Problem description. Identify the lines that contain the word "Bohrloch" and copy each one.

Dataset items

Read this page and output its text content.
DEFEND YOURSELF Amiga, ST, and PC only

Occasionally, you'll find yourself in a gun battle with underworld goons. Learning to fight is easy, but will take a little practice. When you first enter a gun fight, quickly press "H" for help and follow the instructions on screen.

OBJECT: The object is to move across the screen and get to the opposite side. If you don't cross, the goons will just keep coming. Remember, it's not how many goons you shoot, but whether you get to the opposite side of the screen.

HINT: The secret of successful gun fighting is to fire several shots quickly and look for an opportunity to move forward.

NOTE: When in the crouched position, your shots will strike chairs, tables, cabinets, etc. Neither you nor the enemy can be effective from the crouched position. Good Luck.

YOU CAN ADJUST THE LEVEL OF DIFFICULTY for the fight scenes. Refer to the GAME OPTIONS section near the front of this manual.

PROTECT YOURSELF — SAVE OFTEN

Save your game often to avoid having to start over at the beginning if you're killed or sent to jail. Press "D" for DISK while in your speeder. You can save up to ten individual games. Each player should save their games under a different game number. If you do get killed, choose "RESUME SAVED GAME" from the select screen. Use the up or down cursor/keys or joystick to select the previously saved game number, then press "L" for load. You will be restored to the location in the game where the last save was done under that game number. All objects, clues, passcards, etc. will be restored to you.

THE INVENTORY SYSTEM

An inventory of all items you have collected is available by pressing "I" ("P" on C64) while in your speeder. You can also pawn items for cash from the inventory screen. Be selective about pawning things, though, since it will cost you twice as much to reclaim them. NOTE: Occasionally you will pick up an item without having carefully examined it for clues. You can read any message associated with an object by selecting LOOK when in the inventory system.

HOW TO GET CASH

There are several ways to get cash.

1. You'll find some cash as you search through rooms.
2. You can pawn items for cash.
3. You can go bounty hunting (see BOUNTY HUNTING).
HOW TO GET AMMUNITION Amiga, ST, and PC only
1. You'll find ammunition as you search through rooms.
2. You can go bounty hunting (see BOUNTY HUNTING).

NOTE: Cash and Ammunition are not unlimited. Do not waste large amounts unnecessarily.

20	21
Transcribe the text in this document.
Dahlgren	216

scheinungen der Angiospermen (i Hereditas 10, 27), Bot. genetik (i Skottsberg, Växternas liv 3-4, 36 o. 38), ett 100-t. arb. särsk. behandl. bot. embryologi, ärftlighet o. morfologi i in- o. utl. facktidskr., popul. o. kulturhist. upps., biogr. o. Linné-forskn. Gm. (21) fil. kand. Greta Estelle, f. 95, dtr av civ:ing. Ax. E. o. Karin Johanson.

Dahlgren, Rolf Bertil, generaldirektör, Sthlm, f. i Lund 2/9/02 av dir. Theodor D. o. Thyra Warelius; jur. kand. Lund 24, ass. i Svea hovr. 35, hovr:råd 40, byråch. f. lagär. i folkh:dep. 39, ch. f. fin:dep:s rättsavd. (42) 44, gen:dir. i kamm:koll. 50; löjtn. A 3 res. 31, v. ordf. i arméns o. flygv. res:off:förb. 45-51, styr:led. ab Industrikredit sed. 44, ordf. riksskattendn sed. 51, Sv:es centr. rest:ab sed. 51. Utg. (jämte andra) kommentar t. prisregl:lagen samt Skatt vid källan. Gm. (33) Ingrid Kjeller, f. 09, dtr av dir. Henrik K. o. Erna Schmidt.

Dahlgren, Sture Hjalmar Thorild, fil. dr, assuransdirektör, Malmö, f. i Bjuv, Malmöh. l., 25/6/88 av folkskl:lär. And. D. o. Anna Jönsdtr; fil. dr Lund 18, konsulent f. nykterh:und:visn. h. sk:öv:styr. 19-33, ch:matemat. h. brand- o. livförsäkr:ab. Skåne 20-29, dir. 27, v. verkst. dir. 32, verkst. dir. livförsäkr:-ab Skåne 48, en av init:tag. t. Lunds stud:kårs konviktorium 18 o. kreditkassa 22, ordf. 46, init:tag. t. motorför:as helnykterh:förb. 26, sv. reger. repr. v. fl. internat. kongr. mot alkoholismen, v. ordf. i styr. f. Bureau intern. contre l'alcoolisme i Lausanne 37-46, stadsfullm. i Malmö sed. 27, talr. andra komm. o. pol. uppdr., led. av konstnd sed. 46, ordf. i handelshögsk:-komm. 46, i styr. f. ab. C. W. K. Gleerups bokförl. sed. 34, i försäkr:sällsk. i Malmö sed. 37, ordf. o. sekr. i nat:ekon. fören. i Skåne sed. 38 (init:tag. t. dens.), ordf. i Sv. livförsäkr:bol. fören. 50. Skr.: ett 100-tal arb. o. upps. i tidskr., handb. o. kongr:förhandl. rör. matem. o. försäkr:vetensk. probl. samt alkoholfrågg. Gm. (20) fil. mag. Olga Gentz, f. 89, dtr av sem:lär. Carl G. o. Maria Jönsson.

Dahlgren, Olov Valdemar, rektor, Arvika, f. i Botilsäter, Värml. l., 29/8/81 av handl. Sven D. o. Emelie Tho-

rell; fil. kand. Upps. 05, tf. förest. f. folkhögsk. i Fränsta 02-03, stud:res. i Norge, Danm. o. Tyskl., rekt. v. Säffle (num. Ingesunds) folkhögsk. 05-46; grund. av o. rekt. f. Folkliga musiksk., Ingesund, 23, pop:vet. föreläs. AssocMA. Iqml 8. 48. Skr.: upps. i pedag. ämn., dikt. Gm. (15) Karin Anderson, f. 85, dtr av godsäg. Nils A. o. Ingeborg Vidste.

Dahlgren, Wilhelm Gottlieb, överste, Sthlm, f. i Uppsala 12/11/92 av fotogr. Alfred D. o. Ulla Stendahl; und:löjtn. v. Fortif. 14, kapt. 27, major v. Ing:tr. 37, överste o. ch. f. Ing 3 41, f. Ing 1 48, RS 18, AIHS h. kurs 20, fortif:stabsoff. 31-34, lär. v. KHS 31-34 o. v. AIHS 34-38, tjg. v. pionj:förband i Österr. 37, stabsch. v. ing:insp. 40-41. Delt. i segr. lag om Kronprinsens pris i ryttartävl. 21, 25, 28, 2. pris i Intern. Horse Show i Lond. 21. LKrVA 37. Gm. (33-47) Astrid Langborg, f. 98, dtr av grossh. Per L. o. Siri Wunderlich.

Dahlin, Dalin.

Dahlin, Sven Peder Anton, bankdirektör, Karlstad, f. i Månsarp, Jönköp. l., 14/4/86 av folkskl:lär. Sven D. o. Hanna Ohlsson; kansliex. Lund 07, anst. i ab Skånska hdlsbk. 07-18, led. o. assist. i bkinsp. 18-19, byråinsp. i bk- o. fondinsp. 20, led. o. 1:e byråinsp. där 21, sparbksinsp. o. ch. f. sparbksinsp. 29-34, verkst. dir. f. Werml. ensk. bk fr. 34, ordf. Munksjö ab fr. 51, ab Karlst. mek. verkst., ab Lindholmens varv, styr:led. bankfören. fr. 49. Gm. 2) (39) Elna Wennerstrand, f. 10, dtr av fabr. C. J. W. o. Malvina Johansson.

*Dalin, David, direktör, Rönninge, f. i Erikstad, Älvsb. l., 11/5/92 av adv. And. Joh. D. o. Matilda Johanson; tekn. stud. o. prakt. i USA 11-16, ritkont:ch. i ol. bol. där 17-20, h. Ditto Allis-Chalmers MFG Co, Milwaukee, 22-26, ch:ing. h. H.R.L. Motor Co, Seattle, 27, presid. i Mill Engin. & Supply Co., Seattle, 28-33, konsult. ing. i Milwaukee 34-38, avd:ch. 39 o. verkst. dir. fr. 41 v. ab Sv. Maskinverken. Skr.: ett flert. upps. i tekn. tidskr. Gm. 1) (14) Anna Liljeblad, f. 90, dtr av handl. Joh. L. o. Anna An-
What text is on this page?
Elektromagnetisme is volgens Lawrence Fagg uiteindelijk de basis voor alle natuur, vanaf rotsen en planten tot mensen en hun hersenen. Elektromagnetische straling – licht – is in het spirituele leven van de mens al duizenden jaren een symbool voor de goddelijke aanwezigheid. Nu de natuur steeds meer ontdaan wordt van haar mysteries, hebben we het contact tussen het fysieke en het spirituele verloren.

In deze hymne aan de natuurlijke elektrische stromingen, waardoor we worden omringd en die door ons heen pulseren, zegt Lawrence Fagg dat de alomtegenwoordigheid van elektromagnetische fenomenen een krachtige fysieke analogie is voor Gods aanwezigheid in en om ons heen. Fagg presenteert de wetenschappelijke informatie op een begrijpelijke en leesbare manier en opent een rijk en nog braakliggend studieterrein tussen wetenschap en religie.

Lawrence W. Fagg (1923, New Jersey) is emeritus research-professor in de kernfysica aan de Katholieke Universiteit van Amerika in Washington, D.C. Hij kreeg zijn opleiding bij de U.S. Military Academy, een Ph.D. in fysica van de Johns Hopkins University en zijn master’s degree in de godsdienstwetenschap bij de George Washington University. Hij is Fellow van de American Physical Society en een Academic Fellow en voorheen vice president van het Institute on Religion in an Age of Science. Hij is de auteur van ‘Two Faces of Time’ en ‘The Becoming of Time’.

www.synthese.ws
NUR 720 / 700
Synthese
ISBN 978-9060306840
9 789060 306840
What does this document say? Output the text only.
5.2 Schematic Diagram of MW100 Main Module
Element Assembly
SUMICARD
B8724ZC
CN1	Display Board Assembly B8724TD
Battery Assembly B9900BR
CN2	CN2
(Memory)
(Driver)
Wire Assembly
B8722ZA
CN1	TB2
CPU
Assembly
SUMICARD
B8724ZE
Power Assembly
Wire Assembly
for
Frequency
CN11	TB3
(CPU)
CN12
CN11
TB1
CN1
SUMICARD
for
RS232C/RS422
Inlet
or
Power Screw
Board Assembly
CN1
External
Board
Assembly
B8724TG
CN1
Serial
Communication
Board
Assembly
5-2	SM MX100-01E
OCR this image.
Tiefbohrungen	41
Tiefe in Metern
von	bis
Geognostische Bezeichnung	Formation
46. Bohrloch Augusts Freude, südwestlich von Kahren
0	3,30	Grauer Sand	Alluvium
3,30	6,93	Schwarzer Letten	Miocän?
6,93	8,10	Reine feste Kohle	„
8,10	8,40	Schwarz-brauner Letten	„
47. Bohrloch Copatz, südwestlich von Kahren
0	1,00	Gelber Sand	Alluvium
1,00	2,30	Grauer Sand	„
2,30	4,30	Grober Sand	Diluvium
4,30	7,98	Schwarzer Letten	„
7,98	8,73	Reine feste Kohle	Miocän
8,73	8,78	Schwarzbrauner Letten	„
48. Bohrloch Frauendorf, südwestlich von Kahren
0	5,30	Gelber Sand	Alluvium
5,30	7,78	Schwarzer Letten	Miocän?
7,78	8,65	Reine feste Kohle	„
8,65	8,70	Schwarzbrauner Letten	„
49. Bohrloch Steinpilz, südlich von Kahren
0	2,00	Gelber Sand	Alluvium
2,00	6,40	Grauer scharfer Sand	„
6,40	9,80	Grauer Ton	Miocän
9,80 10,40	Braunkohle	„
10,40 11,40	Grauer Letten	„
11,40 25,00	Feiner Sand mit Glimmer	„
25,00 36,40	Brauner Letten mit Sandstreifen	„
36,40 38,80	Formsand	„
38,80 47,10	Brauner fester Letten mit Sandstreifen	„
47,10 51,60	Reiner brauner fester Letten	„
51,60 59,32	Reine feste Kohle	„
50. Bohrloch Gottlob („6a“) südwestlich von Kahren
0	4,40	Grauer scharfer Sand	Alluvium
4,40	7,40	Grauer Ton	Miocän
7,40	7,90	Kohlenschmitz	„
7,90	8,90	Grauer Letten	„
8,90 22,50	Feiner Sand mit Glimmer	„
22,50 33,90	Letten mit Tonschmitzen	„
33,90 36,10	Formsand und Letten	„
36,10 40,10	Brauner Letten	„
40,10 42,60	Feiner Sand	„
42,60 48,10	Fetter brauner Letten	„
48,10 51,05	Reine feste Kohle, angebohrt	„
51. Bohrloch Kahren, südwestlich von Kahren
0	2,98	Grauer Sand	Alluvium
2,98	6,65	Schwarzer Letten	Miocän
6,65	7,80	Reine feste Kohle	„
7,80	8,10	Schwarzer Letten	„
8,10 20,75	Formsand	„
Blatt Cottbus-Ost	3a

Output of the exercise.
46. Bohrloch Augusts Freude, südwestlich von Kahren
47. Bohrloch Copatz, südwestlich von Kahren
48. Bohrloch Frauendorf, südwestlich von Kahren
49. Bohrloch Steinpilz, südlich von Kahren
50. Bohrloch Gottlob („6a“) südwestlich von Kahren
51. Bohrloch Kahren, südwestlich von Kahren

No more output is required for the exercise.